----- EXERCISE INPUT

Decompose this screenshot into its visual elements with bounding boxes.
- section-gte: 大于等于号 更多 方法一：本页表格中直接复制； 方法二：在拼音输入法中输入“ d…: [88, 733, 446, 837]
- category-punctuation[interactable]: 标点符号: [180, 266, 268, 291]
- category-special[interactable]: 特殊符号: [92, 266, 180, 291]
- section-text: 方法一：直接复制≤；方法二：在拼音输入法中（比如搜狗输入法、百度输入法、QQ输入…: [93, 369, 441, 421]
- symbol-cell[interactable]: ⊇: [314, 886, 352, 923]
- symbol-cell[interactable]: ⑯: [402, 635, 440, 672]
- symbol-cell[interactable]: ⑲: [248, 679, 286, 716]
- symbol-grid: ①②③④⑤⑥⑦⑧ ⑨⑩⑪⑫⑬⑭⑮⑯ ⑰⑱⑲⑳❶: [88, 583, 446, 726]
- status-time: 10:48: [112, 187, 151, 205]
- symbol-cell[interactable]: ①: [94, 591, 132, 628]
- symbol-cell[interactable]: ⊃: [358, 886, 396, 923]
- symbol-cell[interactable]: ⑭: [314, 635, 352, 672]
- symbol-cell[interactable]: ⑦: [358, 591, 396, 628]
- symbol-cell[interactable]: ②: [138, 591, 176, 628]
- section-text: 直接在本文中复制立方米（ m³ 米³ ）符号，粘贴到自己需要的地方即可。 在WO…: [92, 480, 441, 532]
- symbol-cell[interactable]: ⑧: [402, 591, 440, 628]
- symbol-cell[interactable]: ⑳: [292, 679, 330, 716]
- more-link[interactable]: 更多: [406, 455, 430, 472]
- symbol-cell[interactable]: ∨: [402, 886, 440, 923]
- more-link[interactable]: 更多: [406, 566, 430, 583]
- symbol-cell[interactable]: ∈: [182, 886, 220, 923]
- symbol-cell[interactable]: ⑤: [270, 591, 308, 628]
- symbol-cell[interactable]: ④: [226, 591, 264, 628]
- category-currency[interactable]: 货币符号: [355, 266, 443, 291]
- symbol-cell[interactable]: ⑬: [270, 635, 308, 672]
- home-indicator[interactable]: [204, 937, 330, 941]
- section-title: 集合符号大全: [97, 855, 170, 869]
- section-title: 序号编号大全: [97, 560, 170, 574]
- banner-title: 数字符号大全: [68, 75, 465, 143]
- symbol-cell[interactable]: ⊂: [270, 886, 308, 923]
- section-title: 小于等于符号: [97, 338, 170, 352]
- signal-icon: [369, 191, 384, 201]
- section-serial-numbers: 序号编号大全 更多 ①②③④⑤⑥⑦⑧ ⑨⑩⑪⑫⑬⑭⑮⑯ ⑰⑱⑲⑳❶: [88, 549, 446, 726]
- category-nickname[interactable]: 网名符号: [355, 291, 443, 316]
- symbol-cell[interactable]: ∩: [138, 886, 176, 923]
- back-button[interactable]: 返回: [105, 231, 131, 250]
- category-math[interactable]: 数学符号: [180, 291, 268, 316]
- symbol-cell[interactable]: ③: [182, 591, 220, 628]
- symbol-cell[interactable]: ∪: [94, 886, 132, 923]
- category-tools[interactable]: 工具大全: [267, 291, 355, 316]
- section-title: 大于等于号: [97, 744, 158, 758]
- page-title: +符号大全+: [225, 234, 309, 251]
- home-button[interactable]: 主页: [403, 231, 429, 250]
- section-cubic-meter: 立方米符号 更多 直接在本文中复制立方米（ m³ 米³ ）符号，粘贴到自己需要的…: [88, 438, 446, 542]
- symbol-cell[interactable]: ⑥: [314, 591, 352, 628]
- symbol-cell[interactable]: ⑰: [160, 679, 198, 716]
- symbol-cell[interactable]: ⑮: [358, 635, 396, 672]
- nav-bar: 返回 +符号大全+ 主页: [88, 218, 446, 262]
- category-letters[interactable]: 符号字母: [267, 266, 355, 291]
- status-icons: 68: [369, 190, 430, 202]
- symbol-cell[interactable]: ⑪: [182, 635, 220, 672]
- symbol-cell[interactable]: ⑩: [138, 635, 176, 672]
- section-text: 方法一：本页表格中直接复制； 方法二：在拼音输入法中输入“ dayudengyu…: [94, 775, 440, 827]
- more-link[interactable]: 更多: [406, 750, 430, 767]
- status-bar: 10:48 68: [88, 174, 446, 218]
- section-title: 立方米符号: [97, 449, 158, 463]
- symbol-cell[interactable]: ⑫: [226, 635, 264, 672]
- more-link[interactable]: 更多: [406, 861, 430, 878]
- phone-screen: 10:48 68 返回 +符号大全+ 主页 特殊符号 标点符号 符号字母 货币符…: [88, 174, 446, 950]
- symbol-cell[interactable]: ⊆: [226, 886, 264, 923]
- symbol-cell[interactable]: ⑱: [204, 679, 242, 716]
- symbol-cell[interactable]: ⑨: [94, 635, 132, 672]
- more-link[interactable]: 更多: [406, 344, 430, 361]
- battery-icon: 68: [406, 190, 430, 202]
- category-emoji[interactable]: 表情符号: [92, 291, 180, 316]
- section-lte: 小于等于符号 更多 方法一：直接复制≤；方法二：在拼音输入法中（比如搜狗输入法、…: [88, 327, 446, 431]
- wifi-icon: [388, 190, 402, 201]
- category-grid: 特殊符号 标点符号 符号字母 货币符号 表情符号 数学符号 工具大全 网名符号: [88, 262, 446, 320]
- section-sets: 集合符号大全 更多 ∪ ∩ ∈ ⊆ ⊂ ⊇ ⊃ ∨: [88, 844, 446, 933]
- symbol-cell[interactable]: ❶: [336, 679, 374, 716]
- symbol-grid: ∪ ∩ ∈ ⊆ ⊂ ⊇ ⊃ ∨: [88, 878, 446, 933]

----------

PROBLEM TO SOLVE |
Repeat every line of the listing above word for word.

RESPONSE |
Decompose this screenshot into its visual elements with bounding boxes.
- section-gte: 大于等于号 更多 方法一：本页表格中直接复制； 方法二：在拼音输入法中输入“ d…: [88, 733, 446, 837]
- category-punctuation[interactable]: 标点符号: [180, 266, 268, 291]
- category-special[interactable]: 特殊符号: [92, 266, 180, 291]
- section-text: 方法一：直接复制≤；方法二：在拼音输入法中（比如搜狗输入法、百度输入法、QQ输入…: [93, 369, 441, 421]
- symbol-cell[interactable]: ⊇: [314, 886, 352, 923]
- symbol-cell[interactable]: ⑯: [402, 635, 440, 672]
- symbol-cell[interactable]: ⑲: [248, 679, 286, 716]
- symbol-grid: ①②③④⑤⑥⑦⑧ ⑨⑩⑪⑫⑬⑭⑮⑯ ⑰⑱⑲⑳❶: [88, 583, 446, 726]
- status-time: 10:48: [112, 187, 151, 205]
- symbol-cell[interactable]: ①: [94, 591, 132, 628]
- symbol-cell[interactable]: ⊃: [358, 886, 396, 923]
- symbol-cell[interactable]: ⑭: [314, 635, 352, 672]
- symbol-cell[interactable]: ⑦: [358, 591, 396, 628]
- symbol-cell[interactable]: ②: [138, 591, 176, 628]
- section-text: 直接在本文中复制立方米（ m³ 米³ ）符号，粘贴到自己需要的地方即可。 在WO…: [92, 480, 441, 532]
- symbol-cell[interactable]: ⑧: [402, 591, 440, 628]
- symbol-cell[interactable]: ⑳: [292, 679, 330, 716]
- more-link[interactable]: 更多: [406, 455, 430, 472]
- symbol-cell[interactable]: ∨: [402, 886, 440, 923]
- more-link[interactable]: 更多: [406, 566, 430, 583]
- symbol-cell[interactable]: ∈: [182, 886, 220, 923]
- symbol-cell[interactable]: ⑤: [270, 591, 308, 628]
- symbol-cell[interactable]: ④: [226, 591, 264, 628]
- category-currency[interactable]: 货币符号: [355, 266, 443, 291]
- symbol-cell[interactable]: ⑬: [270, 635, 308, 672]
- home-indicator[interactable]: [204, 937, 330, 941]
- section-title: 集合符号大全: [97, 855, 170, 869]
- section-title: 序号编号大全: [97, 560, 170, 574]
- banner-title: 数字符号大全: [68, 75, 465, 143]
- symbol-cell[interactable]: ⊂: [270, 886, 308, 923]
- section-title: 小于等于符号: [97, 338, 170, 352]
- signal-icon: [369, 191, 384, 201]
- section-serial-numbers: 序号编号大全 更多 ①②③④⑤⑥⑦⑧ ⑨⑩⑪⑫⑬⑭⑮⑯ ⑰⑱⑲⑳❶: [88, 549, 446, 726]
- category-nickname[interactable]: 网名符号: [355, 291, 443, 316]
- symbol-cell[interactable]: ∩: [138, 886, 176, 923]
- back-button[interactable]: 返回: [105, 231, 131, 250]
- category-math[interactable]: 数学符号: [180, 291, 268, 316]
- symbol-cell[interactable]: ③: [182, 591, 220, 628]
- symbol-cell[interactable]: ∪: [94, 886, 132, 923]
- category-tools[interactable]: 工具大全: [267, 291, 355, 316]
- section-title: 大于等于号: [97, 744, 158, 758]
- page-title: +符号大全+: [225, 234, 309, 251]
- home-button[interactable]: 主页: [403, 231, 429, 250]
- section-cubic-meter: 立方米符号 更多 直接在本文中复制立方米（ m³ 米³ ）符号，粘贴到自己需要的…: [88, 438, 446, 542]
- symbol-cell[interactable]: ⑥: [314, 591, 352, 628]
- symbol-cell[interactable]: ⑰: [160, 679, 198, 716]
- symbol-cell[interactable]: ⑮: [358, 635, 396, 672]
- nav-bar: 返回 +符号大全+ 主页: [88, 218, 446, 262]
- category-letters[interactable]: 符号字母: [267, 266, 355, 291]
- status-icons: 68: [369, 190, 430, 202]
- symbol-cell[interactable]: ⑪: [182, 635, 220, 672]
- symbol-cell[interactable]: ⑩: [138, 635, 176, 672]
- section-text: 方法一：本页表格中直接复制； 方法二：在拼音输入法中输入“ dayudengyu…: [94, 775, 440, 827]
- more-link[interactable]: 更多: [406, 750, 430, 767]
- status-bar: 10:48 68: [88, 174, 446, 218]
- section-title: 立方米符号: [97, 449, 158, 463]
- symbol-cell[interactable]: ⑫: [226, 635, 264, 672]
- more-link[interactable]: 更多: [406, 861, 430, 878]
- phone-screen: 10:48 68 返回 +符号大全+ 主页 特殊符号 标点符号 符号字母 货币符…: [88, 174, 446, 950]
- symbol-cell[interactable]: ⊆: [226, 886, 264, 923]
- symbol-cell[interactable]: ⑱: [204, 679, 242, 716]
- symbol-cell[interactable]: ⑨: [94, 635, 132, 672]
- more-link[interactable]: 更多: [406, 344, 430, 361]
- battery-icon: 68: [406, 190, 430, 202]
- category-emoji[interactable]: 表情符号: [92, 291, 180, 316]
- section-lte: 小于等于符号 更多 方法一：直接复制≤；方法二：在拼音输入法中（比如搜狗输入法、…: [88, 327, 446, 431]
- wifi-icon: [388, 190, 402, 201]
- category-grid: 特殊符号 标点符号 符号字母 货币符号 表情符号 数学符号 工具大全 网名符号: [88, 262, 446, 320]
- section-sets: 集合符号大全 更多 ∪ ∩ ∈ ⊆ ⊂ ⊇ ⊃ ∨: [88, 844, 446, 933]
- symbol-cell[interactable]: ❶: [336, 679, 374, 716]
- symbol-grid: ∪ ∩ ∈ ⊆ ⊂ ⊇ ⊃ ∨: [88, 878, 446, 933]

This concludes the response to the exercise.